---------- Source records

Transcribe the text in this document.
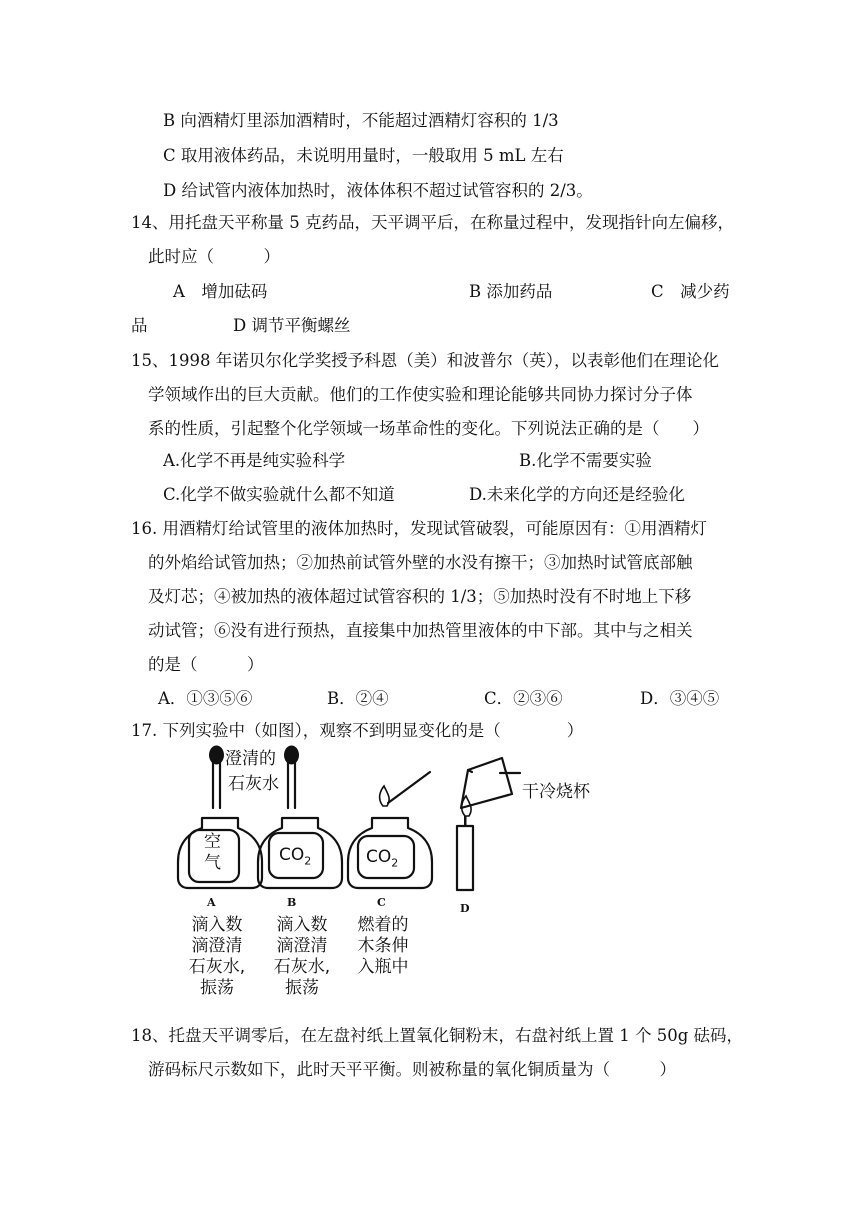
B 向酒精灯里添加酒精时，不能超过酒精灯容积的 1/3
C 取用液体药品，未说明用量时，一般取用 5 mL 左右
D 给试管内液体加热时，液体体积不超过试管容积的 2/3。
14、用托盘天平称量 5 克药品，天平调平后，在称量过程中，发现指针向左偏移，
此时应（　　　）
A　增加砝码	B 添加药品	C　减少药
品	D 调节平衡螺丝
15、1998 年诺贝尔化学奖授予科恩（美）和波普尔（英），以表彰他们在理论化
学领域作出的巨大贡献。他们的工作使实验和理论能够共同协力探讨分子体
系的性质，引起整个化学领域一场革命性的变化。下列说法正确的是（　　）
A.化学不再是纯实验科学	B.化学不需要实验
C.化学不做实验就什么都不知道	D.未来化学的方向还是经验化
16. 用酒精灯给试管里的液体加热时，发现试管破裂，可能原因有：①用酒精灯
的外焰给试管加热；②加热前试管外壁的水没有擦干；③加热时试管底部触
及灯芯；④被加热的液体超过试管容积的 1/3；⑤加热时没有不时地上下移
动试管；⑥没有进行预热，直接集中加热管里液体的中下部。其中与之相关
的是（　　　）
A．①③⑤⑥	B．②④	C．②③⑥	D．③④⑤
17. 下列实验中（如图），观察不到明显变化的是（　　　　）
澄清的
石灰水	干冷烧杯
空
气	$CO_2$	$CO_2$
A	B	C	D
滴入数
滴澄清
石灰水,
振荡
滴入数
滴澄清
石灰水,
振荡
燃着的
木条伸
入瓶中
18、托盘天平调零后，在左盘衬纸上置氧化铜粉末，右盘衬纸上置 1 个 50g 砝码，
游码标尺示数如下，此时天平平衡。则被称量的氧化铜质量为（　　　）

--------------------

Work to do:
Your task is to reproduce all of the material exactly. The pictures stay out.

Answer below:
Transcribe the text in this document.
B 向酒精灯里添加酒精时，不能超过酒精灯容积的 1/3
C 取用液体药品，未说明用量时，一般取用 5 mL 左右
D 给试管内液体加热时，液体体积不超过试管容积的 2/3。
14、用托盘天平称量 5 克药品，天平调平后，在称量过程中，发现指针向左偏移，
此时应（　　　）
A　增加砝码	B 添加药品	C　减少药
品	D 调节平衡螺丝
15、1998 年诺贝尔化学奖授予科恩（美）和波普尔（英），以表彰他们在理论化
学领域作出的巨大贡献。他们的工作使实验和理论能够共同协力探讨分子体
系的性质，引起整个化学领域一场革命性的变化。下列说法正确的是（　　）
A.化学不再是纯实验科学	B.化学不需要实验
C.化学不做实验就什么都不知道	D.未来化学的方向还是经验化
16. 用酒精灯给试管里的液体加热时，发现试管破裂，可能原因有：①用酒精灯
的外焰给试管加热；②加热前试管外壁的水没有擦干；③加热时试管底部触
及灯芯；④被加热的液体超过试管容积的 1/3；⑤加热时没有不时地上下移
动试管；⑥没有进行预热，直接集中加热管里液体的中下部。其中与之相关
的是（　　　）
A．①③⑤⑥	B．②④	C．②③⑥	D．③④⑤
17. 下列实验中（如图），观察不到明显变化的是（　　　　）
澄清的
石灰水	干冷烧杯
空
气	$CO_2$	$CO_2$
A	B	C	D
滴入数
滴澄清
石灰水,
振荡
滴入数
滴澄清
石灰水,
振荡
燃着的
木条伸
入瓶中
18、托盘天平调零后，在左盘衬纸上置氧化铜粉末，右盘衬纸上置 1 个 50g 砝码，
游码标尺示数如下，此时天平平衡。则被称量的氧化铜质量为（　　　）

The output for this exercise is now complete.